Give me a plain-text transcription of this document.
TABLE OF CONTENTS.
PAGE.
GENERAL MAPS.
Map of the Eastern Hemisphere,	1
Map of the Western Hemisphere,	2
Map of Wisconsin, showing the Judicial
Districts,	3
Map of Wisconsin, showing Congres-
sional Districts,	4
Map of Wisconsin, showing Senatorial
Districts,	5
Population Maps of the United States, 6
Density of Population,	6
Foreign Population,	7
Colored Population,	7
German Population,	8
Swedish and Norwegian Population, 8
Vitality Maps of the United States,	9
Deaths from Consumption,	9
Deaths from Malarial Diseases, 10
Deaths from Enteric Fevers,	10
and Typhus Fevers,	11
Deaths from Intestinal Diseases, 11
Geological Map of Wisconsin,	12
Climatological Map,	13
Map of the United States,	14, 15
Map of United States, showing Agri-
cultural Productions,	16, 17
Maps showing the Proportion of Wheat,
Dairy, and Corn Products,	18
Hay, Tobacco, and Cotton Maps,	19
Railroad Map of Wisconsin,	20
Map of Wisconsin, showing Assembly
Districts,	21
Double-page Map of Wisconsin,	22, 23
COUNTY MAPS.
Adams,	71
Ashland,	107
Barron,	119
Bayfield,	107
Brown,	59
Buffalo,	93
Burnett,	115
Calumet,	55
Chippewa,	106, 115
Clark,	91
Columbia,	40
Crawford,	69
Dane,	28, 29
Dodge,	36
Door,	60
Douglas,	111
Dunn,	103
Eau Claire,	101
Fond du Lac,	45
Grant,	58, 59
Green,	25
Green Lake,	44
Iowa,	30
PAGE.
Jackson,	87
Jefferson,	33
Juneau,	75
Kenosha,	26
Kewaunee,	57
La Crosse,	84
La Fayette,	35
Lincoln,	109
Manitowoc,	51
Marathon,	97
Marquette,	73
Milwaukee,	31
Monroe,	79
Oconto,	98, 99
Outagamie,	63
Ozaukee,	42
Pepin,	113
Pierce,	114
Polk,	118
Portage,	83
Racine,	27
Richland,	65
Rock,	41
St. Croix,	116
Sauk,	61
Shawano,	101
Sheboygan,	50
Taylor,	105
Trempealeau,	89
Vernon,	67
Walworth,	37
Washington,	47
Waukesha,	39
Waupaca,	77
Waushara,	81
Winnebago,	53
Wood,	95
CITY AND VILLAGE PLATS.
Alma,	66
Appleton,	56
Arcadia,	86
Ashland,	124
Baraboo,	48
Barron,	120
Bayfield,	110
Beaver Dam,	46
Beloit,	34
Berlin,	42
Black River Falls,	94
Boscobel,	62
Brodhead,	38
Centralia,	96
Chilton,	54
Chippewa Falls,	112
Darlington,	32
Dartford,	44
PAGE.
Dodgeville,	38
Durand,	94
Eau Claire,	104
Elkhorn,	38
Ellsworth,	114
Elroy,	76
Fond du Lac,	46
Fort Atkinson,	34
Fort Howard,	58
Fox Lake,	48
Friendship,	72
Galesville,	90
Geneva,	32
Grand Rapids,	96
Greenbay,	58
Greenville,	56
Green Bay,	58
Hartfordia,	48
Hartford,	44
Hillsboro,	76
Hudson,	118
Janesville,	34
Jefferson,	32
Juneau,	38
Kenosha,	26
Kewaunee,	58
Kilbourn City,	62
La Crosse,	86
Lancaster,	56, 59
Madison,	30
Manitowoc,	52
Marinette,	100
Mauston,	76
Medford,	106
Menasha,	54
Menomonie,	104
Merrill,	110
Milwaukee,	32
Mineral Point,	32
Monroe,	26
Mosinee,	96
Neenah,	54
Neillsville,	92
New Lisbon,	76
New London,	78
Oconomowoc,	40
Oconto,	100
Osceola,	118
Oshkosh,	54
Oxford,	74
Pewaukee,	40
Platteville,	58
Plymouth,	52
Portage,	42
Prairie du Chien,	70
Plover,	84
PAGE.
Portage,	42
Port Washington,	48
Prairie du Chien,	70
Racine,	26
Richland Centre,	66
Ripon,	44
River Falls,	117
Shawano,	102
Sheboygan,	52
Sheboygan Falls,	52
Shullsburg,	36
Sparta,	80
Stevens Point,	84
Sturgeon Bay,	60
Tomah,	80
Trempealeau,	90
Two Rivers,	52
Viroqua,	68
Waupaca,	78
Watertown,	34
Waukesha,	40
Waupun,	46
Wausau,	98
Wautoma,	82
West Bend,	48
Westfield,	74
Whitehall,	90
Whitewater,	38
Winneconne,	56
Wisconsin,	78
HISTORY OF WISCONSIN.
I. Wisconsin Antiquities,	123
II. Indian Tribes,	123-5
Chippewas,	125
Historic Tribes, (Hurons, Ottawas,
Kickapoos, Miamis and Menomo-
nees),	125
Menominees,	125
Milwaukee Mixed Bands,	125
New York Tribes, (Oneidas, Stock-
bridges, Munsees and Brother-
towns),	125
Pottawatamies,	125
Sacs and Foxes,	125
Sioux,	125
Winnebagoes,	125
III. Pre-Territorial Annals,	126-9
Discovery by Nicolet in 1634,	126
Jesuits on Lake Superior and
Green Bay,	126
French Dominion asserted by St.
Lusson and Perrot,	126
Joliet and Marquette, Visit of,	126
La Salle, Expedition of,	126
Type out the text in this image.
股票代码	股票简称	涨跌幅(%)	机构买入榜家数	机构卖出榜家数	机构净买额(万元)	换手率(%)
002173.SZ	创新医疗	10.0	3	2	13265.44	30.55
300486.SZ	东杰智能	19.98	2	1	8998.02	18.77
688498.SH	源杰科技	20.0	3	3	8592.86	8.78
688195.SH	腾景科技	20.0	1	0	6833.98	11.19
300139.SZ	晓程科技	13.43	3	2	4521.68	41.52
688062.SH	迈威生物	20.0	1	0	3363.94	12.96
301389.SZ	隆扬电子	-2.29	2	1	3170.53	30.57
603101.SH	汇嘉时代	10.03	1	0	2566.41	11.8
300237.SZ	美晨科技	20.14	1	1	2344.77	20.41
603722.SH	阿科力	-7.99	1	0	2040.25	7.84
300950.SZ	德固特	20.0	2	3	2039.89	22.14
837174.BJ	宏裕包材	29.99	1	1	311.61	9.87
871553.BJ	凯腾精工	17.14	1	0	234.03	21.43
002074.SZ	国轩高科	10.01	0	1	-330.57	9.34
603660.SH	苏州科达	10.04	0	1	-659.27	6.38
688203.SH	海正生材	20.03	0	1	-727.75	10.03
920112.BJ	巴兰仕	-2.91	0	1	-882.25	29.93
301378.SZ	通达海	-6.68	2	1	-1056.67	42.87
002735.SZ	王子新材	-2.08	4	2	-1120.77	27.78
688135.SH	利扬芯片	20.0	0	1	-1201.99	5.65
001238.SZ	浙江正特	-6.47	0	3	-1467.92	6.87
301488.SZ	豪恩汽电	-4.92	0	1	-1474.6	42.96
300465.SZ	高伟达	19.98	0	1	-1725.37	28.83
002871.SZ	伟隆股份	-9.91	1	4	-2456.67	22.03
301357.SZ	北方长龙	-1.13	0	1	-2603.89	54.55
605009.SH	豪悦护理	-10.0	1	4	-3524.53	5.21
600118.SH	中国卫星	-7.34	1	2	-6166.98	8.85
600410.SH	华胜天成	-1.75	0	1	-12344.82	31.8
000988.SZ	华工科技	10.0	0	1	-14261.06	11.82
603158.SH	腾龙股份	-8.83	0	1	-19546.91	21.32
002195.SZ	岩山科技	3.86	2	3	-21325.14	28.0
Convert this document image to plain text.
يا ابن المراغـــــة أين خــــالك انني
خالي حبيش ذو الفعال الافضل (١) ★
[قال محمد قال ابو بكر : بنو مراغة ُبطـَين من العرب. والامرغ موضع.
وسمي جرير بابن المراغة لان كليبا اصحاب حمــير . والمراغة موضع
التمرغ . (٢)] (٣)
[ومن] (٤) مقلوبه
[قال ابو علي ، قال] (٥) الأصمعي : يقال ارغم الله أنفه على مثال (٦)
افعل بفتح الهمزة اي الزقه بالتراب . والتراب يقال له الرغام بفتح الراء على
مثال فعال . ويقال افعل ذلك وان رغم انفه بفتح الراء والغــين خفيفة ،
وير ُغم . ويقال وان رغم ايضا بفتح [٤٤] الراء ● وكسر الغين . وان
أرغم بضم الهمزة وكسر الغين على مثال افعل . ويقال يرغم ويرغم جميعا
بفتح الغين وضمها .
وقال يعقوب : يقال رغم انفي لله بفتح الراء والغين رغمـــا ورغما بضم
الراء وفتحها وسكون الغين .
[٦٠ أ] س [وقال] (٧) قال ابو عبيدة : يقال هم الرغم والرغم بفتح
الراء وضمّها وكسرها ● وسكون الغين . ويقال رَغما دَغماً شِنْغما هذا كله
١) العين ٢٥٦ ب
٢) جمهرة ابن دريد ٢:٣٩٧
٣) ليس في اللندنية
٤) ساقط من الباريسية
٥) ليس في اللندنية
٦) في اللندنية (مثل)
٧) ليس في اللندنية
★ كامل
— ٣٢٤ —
■ ■ ■ ■
-- BRIEF --
Extract each line holding the word "ويقال" from the records.

-- THE OUTPUT --
مثال فعال . ويقال افعل ذلك وان رغم انفه بفتح الراء والغــين خفيفة ،
وير ُغم . ويقال وان رغم ايضا بفتح [٤٤] الراء ● وكسر الغين . وان
أرغم بضم الهمزة وكسر الغين على مثال افعل . ويقال يرغم ويرغم جميعا
الراء وضمّها وكسرها ● وسكون الغين . ويقال رَغما دَغماً شِنْغما هذا كله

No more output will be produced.